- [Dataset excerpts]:
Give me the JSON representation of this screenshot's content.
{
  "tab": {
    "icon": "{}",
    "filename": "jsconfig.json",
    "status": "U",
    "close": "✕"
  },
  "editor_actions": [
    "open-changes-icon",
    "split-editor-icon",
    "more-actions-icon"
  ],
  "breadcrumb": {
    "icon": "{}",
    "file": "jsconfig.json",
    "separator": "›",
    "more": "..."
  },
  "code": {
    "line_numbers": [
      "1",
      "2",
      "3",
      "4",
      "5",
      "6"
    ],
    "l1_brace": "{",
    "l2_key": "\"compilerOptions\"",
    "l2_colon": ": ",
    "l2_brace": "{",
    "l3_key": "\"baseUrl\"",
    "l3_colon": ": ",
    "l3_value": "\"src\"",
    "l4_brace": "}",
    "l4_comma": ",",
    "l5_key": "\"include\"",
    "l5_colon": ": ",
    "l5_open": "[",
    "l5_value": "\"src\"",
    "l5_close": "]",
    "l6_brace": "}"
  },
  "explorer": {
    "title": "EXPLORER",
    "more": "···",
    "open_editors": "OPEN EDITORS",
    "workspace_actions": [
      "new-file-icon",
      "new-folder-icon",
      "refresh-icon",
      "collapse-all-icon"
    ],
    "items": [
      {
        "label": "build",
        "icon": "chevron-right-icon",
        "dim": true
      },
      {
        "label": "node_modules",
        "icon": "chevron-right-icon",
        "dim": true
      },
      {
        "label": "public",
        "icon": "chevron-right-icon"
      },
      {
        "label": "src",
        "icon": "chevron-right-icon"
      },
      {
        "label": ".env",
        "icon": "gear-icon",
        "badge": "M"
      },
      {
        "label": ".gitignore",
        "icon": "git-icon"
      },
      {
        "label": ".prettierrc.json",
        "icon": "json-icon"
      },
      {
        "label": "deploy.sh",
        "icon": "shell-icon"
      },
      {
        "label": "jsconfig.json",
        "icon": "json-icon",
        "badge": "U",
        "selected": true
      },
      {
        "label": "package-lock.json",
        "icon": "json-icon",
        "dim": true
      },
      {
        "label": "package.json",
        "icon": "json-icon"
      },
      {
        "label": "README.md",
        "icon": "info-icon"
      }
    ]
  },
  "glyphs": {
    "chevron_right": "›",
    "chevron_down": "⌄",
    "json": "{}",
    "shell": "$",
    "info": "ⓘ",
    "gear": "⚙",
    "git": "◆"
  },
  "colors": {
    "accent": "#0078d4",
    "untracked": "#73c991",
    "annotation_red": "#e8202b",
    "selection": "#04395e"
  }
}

- [Work to do]:
Copy out every line that includes the word "label".

- [Task result]:
        "label": "build",
        "label": "node_modules",
        "label": "public",
        "label": "src",
        "label": ".env",
        "label": ".gitignore",
        "label": ".prettierrc.json",
        "label": "deploy.sh",
        "label": "jsconfig.json",
        "label": "package-lock.json",
        "label": "package.json",
        "label": "README.md",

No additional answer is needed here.